* _The request_:
Locate all lines with the word "JSON". Copy them.
━━━━━━━━━━━━━━━━━━━━
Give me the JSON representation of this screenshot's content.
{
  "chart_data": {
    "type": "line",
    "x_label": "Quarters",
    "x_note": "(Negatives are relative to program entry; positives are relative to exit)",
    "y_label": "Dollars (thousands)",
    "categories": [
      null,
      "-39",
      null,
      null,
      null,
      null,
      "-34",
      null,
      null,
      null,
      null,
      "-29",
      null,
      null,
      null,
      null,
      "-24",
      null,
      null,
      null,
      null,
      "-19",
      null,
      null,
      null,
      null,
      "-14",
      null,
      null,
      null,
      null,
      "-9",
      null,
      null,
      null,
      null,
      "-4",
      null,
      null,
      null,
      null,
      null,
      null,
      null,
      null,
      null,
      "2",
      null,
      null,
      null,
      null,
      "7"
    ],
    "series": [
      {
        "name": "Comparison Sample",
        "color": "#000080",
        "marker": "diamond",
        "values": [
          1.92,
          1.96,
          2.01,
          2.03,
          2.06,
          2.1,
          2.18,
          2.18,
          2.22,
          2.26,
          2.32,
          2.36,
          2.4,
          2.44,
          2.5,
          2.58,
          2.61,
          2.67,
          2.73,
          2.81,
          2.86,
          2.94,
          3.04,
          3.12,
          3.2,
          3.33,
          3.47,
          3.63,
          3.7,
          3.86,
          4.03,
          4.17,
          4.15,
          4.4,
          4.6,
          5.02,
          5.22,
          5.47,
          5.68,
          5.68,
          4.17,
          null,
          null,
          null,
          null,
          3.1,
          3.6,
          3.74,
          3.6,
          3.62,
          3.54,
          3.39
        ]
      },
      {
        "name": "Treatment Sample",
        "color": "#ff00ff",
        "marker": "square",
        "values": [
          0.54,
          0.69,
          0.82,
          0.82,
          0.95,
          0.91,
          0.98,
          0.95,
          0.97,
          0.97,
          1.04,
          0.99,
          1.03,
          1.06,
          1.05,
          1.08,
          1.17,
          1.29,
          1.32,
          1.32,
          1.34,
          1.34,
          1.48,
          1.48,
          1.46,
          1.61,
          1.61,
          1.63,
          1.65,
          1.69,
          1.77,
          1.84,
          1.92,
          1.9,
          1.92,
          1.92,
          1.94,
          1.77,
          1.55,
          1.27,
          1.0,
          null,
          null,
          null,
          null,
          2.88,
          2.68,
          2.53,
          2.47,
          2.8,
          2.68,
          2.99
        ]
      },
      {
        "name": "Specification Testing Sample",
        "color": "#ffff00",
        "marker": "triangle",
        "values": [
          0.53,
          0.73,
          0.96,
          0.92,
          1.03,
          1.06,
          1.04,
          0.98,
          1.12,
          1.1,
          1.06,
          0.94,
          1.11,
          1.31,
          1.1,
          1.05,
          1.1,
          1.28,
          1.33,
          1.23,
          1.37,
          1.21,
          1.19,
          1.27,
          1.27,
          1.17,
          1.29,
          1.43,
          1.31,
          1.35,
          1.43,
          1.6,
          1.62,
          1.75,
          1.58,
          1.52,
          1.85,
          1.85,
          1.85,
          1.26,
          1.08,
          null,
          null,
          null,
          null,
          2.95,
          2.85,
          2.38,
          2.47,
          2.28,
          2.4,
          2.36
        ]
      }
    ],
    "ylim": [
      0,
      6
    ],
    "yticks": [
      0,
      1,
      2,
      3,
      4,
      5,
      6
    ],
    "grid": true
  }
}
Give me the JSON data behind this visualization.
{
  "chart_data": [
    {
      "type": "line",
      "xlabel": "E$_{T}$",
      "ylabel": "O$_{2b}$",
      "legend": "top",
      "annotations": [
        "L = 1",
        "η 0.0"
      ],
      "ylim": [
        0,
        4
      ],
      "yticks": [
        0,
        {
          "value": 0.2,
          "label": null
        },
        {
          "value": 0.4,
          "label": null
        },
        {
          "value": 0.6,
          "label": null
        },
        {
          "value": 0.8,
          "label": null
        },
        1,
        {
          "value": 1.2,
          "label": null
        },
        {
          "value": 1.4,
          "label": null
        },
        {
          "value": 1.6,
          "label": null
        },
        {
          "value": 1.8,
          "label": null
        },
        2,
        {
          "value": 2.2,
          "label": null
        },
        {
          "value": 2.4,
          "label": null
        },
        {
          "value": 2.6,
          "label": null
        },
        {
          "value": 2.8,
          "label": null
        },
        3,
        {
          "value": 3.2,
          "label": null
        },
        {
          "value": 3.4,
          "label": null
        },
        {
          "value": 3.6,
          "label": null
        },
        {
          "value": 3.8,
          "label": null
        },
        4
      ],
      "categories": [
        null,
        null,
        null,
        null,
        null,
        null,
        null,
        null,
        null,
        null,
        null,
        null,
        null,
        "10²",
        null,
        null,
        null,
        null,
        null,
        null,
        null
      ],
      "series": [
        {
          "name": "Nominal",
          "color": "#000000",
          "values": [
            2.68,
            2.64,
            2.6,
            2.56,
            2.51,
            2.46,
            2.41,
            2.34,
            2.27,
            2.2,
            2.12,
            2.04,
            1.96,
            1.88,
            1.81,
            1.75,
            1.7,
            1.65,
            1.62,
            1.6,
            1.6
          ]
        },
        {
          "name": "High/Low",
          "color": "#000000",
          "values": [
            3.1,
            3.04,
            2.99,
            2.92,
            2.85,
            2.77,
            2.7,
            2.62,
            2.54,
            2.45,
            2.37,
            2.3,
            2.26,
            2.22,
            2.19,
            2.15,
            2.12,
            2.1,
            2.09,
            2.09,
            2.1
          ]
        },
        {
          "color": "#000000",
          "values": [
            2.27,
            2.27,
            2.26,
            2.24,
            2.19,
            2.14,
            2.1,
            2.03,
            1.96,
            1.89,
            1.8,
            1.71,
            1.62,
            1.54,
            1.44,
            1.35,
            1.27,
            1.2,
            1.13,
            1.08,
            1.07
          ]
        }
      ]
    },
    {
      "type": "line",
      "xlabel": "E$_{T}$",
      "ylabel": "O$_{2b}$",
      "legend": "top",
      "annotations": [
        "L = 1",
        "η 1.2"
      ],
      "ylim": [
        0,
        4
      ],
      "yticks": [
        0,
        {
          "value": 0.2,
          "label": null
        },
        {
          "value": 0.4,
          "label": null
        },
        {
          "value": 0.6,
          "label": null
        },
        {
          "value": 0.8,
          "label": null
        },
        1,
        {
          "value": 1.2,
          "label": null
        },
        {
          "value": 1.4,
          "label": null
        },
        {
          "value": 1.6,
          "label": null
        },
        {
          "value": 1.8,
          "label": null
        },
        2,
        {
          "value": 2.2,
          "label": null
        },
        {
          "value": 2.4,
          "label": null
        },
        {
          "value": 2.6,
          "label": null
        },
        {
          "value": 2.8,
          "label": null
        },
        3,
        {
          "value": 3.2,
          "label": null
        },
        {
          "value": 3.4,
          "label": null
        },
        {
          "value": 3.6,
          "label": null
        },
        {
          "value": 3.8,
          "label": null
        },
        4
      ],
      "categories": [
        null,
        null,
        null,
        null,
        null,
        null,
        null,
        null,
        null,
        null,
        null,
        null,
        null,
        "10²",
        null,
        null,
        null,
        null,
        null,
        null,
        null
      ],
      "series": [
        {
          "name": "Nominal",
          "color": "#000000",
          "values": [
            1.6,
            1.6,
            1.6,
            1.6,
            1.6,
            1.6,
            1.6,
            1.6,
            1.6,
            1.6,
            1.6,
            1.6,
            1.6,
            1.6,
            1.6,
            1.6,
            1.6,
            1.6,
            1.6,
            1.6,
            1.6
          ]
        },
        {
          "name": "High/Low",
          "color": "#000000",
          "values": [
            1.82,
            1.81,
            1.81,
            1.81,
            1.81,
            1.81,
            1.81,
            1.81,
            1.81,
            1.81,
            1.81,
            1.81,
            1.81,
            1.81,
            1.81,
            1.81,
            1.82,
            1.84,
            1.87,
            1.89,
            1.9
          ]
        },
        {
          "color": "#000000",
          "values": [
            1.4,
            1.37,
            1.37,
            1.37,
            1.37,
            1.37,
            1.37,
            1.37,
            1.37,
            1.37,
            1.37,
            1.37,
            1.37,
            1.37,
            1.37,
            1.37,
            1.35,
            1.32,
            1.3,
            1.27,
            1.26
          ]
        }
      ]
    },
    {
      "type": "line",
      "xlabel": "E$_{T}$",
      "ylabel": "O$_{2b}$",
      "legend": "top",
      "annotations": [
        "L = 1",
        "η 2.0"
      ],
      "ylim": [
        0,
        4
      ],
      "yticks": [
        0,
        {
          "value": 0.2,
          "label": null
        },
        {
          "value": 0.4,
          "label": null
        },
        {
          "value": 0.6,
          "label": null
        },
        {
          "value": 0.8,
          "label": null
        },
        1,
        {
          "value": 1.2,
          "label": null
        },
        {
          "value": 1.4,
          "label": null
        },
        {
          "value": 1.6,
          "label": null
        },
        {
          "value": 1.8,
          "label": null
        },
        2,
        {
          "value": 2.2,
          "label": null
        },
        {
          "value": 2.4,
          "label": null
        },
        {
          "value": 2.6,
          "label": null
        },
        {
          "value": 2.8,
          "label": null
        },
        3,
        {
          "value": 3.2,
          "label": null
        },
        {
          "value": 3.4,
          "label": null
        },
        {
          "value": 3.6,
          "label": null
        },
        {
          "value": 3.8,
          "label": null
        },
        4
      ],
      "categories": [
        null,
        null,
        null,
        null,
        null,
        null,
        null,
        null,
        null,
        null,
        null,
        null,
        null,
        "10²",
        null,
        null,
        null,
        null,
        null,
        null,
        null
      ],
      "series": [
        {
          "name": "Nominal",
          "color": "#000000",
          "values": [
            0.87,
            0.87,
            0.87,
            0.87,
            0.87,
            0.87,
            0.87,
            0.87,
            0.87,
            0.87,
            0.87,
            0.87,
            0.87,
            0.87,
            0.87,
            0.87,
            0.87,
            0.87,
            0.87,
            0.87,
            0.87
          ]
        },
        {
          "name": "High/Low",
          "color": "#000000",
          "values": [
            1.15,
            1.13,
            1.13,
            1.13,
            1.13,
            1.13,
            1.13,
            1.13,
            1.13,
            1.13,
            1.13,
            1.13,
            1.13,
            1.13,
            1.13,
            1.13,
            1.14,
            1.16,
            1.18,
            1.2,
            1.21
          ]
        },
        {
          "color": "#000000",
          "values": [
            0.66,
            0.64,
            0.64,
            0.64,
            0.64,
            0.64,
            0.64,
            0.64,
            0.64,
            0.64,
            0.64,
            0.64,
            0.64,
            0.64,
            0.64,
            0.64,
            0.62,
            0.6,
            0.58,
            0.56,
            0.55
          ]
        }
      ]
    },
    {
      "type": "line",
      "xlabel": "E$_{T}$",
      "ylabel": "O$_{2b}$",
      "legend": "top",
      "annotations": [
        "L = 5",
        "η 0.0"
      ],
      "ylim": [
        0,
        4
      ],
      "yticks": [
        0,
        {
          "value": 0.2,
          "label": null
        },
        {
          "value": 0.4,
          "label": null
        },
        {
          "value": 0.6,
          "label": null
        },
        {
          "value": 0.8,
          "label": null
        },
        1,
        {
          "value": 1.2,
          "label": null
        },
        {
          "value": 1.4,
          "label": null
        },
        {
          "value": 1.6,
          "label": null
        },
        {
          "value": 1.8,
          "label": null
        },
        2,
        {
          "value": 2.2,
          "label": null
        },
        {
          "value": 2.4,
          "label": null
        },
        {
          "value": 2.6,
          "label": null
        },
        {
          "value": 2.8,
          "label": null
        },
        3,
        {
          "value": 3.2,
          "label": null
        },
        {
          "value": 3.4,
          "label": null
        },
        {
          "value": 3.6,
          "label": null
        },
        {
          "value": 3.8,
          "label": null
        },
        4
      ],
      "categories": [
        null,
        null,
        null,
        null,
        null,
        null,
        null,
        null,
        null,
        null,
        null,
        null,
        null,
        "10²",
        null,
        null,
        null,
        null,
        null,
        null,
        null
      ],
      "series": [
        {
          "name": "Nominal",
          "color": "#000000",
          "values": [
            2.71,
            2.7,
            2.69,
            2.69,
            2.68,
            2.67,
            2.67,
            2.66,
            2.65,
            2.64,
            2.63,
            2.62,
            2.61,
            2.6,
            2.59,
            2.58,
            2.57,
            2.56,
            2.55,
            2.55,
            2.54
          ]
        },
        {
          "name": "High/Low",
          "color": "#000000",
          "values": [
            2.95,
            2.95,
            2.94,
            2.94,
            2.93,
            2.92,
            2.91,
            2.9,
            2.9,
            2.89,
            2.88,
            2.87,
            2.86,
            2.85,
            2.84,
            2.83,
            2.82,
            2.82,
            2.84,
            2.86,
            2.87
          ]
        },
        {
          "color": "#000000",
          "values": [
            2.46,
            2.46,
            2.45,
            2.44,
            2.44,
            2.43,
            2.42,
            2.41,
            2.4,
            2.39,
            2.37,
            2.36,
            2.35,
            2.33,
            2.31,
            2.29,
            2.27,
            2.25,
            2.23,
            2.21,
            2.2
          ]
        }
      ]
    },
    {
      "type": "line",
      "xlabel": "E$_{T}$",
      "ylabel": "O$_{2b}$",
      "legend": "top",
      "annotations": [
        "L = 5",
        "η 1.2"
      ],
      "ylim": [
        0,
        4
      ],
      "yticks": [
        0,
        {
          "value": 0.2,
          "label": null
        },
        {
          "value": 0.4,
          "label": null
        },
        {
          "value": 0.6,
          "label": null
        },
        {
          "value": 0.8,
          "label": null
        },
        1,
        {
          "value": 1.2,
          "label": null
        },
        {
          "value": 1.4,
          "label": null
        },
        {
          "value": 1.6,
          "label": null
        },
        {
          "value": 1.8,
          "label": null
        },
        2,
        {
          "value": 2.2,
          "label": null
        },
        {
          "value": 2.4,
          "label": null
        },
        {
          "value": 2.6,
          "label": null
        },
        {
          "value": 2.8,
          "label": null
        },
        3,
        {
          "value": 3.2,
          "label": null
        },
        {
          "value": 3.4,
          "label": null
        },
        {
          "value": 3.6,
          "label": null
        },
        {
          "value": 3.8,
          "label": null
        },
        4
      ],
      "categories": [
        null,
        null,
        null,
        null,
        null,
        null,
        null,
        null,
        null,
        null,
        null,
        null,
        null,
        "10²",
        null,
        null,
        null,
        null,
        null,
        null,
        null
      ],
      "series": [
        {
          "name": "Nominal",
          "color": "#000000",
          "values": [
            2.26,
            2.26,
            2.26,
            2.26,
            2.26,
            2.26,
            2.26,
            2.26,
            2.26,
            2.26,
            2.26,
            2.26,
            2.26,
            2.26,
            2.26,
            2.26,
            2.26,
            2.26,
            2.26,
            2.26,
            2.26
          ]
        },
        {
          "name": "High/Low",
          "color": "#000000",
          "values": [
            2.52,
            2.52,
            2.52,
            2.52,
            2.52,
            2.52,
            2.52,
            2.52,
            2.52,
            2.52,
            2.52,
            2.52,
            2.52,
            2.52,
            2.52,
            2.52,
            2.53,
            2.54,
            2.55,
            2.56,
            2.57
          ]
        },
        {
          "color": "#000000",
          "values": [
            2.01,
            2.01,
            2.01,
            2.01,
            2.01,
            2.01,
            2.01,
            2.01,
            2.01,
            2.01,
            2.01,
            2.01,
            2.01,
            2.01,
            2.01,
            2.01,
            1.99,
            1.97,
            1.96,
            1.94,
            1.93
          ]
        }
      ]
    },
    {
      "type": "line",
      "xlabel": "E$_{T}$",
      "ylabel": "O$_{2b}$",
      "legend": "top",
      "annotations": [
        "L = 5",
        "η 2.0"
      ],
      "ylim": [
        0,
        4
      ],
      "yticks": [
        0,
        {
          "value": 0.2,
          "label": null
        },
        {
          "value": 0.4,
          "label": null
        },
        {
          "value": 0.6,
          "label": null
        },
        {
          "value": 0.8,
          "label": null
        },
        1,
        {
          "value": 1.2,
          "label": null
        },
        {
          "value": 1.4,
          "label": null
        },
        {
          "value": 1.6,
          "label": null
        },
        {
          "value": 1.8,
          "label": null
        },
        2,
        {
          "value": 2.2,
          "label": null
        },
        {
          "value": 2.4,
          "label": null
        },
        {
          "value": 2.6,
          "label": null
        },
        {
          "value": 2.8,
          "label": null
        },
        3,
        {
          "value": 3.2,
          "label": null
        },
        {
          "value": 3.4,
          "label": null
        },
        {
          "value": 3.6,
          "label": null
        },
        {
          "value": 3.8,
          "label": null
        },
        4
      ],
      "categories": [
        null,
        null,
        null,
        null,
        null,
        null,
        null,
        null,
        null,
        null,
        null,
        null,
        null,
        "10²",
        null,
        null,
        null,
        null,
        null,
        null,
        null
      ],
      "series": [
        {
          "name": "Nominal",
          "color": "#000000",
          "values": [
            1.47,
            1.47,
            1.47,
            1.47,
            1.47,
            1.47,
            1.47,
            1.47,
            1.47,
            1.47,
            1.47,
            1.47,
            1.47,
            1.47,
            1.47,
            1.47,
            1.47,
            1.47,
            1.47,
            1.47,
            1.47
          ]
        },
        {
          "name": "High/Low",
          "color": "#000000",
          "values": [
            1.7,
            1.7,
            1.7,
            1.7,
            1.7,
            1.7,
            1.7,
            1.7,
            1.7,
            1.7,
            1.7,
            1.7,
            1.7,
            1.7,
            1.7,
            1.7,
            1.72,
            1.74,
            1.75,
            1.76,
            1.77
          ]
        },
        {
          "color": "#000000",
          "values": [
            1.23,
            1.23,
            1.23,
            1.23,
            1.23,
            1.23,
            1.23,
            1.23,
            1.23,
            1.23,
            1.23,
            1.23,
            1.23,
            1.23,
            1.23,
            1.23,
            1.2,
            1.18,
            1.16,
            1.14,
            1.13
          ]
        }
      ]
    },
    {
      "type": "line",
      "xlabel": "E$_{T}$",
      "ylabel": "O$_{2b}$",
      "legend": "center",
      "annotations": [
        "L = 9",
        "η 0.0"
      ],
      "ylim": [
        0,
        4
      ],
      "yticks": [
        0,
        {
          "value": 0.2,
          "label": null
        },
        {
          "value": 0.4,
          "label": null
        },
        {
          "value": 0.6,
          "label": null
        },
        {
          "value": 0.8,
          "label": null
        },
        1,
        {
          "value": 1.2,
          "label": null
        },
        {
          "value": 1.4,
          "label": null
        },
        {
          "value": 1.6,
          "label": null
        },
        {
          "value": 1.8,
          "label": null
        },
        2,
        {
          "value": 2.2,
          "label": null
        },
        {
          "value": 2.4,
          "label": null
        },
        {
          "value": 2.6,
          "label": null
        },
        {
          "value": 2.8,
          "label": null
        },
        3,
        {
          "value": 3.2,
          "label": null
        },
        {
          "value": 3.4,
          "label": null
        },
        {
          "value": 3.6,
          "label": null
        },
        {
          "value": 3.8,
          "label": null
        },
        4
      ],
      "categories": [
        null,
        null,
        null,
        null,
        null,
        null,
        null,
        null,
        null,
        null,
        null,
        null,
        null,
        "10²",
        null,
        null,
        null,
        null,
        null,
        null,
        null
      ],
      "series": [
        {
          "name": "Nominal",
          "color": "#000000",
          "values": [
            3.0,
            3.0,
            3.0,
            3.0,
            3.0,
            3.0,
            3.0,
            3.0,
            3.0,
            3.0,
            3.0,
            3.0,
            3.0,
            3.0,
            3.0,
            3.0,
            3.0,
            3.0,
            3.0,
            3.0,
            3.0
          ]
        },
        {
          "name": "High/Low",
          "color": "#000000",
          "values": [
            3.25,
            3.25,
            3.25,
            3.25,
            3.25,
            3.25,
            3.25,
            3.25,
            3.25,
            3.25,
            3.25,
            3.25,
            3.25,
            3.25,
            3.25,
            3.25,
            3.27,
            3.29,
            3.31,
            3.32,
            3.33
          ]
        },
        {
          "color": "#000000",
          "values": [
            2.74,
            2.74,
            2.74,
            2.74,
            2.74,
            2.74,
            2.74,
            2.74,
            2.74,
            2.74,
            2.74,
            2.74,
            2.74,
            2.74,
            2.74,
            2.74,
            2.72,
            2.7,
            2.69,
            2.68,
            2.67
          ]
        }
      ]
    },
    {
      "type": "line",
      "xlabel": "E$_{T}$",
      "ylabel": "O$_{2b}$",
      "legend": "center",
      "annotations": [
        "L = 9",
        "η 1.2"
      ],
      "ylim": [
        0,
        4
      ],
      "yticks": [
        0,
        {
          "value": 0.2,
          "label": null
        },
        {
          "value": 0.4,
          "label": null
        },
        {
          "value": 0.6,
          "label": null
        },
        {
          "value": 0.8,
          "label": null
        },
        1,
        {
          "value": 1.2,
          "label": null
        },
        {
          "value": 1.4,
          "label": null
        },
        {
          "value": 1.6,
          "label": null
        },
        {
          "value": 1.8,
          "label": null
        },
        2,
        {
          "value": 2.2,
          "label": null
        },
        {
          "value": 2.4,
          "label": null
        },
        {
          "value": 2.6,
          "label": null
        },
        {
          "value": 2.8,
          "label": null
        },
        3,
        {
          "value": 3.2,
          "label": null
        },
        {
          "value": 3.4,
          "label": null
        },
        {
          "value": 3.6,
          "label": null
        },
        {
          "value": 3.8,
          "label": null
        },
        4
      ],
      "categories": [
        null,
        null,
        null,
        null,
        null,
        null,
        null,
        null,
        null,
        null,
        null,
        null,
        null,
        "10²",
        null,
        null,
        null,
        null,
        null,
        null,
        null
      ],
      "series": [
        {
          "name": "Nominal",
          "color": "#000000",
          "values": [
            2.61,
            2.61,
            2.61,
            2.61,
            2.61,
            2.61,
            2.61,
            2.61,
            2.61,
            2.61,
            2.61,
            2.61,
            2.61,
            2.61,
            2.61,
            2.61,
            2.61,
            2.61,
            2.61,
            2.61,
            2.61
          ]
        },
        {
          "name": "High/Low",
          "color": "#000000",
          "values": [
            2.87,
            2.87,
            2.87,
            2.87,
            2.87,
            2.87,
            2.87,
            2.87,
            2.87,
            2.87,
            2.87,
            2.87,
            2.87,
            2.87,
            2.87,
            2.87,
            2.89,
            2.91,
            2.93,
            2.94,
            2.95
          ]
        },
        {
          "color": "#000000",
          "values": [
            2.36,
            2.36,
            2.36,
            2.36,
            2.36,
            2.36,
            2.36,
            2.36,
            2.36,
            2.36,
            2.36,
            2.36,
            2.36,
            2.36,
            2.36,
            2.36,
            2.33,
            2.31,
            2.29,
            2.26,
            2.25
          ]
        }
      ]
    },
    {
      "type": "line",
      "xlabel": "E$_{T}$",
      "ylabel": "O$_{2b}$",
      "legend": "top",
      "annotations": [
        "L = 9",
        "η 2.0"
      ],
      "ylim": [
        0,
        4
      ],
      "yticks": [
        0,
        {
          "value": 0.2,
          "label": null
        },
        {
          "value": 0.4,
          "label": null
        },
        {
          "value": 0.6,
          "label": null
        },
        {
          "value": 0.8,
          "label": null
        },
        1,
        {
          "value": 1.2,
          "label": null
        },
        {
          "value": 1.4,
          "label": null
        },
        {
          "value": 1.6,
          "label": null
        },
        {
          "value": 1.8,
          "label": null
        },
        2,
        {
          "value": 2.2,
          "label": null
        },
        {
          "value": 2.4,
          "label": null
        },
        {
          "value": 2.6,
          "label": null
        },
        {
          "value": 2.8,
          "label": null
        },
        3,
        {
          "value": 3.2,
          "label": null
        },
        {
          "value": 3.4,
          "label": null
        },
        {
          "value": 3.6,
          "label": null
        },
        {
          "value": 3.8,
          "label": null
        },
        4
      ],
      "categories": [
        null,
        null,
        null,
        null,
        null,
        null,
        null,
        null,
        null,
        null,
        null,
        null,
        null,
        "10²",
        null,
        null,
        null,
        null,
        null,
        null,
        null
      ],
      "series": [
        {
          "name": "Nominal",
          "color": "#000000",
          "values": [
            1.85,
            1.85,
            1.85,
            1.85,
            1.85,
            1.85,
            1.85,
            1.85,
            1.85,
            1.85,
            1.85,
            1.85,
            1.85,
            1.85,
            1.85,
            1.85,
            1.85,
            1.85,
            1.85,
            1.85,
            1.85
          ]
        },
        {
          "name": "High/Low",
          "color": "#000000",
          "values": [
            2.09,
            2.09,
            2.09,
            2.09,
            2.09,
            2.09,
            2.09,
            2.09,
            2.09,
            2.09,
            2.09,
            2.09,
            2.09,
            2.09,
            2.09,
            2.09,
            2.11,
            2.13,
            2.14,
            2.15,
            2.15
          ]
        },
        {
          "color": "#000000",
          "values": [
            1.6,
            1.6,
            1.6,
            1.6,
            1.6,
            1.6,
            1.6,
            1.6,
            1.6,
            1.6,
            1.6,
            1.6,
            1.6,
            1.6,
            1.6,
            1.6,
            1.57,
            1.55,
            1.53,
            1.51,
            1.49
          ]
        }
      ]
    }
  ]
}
━━━━━━━━━━━━━━━━━━━━
* _The completed task_:
Give me the JSON representation of this screenshot's content.
Give me the JSON data behind this visualization.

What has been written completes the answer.